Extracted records
** Begin **

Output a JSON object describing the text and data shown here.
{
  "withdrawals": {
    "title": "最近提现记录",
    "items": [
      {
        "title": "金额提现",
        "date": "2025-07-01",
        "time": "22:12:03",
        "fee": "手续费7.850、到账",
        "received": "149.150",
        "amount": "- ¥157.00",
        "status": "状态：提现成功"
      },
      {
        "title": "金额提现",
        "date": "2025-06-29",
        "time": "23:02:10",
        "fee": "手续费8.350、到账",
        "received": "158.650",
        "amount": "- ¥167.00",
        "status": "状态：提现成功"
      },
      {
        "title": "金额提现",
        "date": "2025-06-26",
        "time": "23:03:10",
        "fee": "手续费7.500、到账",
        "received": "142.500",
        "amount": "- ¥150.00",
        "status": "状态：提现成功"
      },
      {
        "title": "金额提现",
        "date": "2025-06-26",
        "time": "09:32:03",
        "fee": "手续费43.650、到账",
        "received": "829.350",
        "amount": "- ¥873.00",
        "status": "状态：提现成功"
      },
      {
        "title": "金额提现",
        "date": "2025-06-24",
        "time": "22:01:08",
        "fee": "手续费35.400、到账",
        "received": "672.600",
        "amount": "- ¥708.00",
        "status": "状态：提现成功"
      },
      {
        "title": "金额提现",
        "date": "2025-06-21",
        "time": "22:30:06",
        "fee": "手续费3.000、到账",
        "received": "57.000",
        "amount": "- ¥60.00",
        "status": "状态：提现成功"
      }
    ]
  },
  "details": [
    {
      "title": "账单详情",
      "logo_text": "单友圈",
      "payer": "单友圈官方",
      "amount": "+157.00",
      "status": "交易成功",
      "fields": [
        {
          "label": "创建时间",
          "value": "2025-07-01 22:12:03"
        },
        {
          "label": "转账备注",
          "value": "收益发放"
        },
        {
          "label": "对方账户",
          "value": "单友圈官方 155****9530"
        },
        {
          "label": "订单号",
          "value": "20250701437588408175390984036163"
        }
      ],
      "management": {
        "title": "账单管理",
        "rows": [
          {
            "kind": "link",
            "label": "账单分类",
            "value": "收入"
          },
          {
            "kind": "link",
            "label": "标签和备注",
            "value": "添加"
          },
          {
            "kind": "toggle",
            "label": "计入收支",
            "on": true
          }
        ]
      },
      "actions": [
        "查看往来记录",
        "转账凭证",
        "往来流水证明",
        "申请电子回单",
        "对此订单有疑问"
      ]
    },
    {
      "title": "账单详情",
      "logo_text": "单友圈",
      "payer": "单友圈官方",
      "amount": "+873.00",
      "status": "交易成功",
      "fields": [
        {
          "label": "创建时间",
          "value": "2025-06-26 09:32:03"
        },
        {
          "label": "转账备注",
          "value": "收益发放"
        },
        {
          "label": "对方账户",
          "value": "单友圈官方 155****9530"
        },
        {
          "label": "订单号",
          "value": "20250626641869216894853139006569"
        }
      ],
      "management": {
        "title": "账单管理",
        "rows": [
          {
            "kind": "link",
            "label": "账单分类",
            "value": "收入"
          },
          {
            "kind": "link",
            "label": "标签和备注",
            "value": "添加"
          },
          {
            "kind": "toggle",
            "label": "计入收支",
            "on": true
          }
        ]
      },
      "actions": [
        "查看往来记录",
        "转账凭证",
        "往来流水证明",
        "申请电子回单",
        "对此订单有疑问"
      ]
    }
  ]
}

** End **

Problem statement:
The records above must be repeated exactly, every one of them.

Solution:
Output a JSON object describing the text and data shown here.
{
  "withdrawals": {
    "title": "最近提现记录",
    "items": [
      {
        "title": "金额提现",
        "date": "2025-07-01",
        "time": "22:12:03",
        "fee": "手续费7.850、到账",
        "received": "149.150",
        "amount": "- ¥157.00",
        "status": "状态：提现成功"
      },
      {
        "title": "金额提现",
        "date": "2025-06-29",
        "time": "23:02:10",
        "fee": "手续费8.350、到账",
        "received": "158.650",
        "amount": "- ¥167.00",
        "status": "状态：提现成功"
      },
      {
        "title": "金额提现",
        "date": "2025-06-26",
        "time": "23:03:10",
        "fee": "手续费7.500、到账",
        "received": "142.500",
        "amount": "- ¥150.00",
        "status": "状态：提现成功"
      },
      {
        "title": "金额提现",
        "date": "2025-06-26",
        "time": "09:32:03",
        "fee": "手续费43.650、到账",
        "received": "829.350",
        "amount": "- ¥873.00",
        "status": "状态：提现成功"
      },
      {
        "title": "金额提现",
        "date": "2025-06-24",
        "time": "22:01:08",
        "fee": "手续费35.400、到账",
        "received": "672.600",
        "amount": "- ¥708.00",
        "status": "状态：提现成功"
      },
      {
        "title": "金额提现",
        "date": "2025-06-21",
        "time": "22:30:06",
        "fee": "手续费3.000、到账",
        "received": "57.000",
        "amount": "- ¥60.00",
        "status": "状态：提现成功"
      }
    ]
  },
  "details": [
    {
      "title": "账单详情",
      "logo_text": "单友圈",
      "payer": "单友圈官方",
      "amount": "+157.00",
      "status": "交易成功",
      "fields": [
        {
          "label": "创建时间",
          "value": "2025-07-01 22:12:03"
        },
        {
          "label": "转账备注",
          "value": "收益发放"
        },
        {
          "label": "对方账户",
          "value": "单友圈官方 155****9530"
        },
        {
          "label": "订单号",
          "value": "20250701437588408175390984036163"
        }
      ],
      "management": {
        "title": "账单管理",
        "rows": [
          {
            "kind": "link",
            "label": "账单分类",
            "value": "收入"
          },
          {
            "kind": "link",
            "label": "标签和备注",
            "value": "添加"
          },
          {
            "kind": "toggle",
            "label": "计入收支",
            "on": true
          }
        ]
      },
      "actions": [
        "查看往来记录",
        "转账凭证",
        "往来流水证明",
        "申请电子回单",
        "对此订单有疑问"
      ]
    },
    {
      "title": "账单详情",
      "logo_text": "单友圈",
      "payer": "单友圈官方",
      "amount": "+873.00",
      "status": "交易成功",
      "fields": [
        {
          "label": "创建时间",
          "value": "2025-06-26 09:32:03"
        },
        {
          "label": "转账备注",
          "value": "收益发放"
        },
        {
          "label": "对方账户",
          "value": "单友圈官方 155****9530"
        },
        {
          "label": "订单号",
          "value": "20250626641869216894853139006569"
        }
      ],
      "management": {
        "title": "账单管理",
        "rows": [
          {
            "kind": "link",
            "label": "账单分类",
            "value": "收入"
          },
          {
            "kind": "link",
            "label": "标签和备注",
            "value": "添加"
          },
          {
            "kind": "toggle",
            "label": "计入收支",
            "on": true
          }
        ]
      },
      "actions": [
        "查看往来记录",
        "转账凭证",
        "往来流水证明",
        "申请电子回单",
        "对此订单有疑问"
      ]
    }
  ]
}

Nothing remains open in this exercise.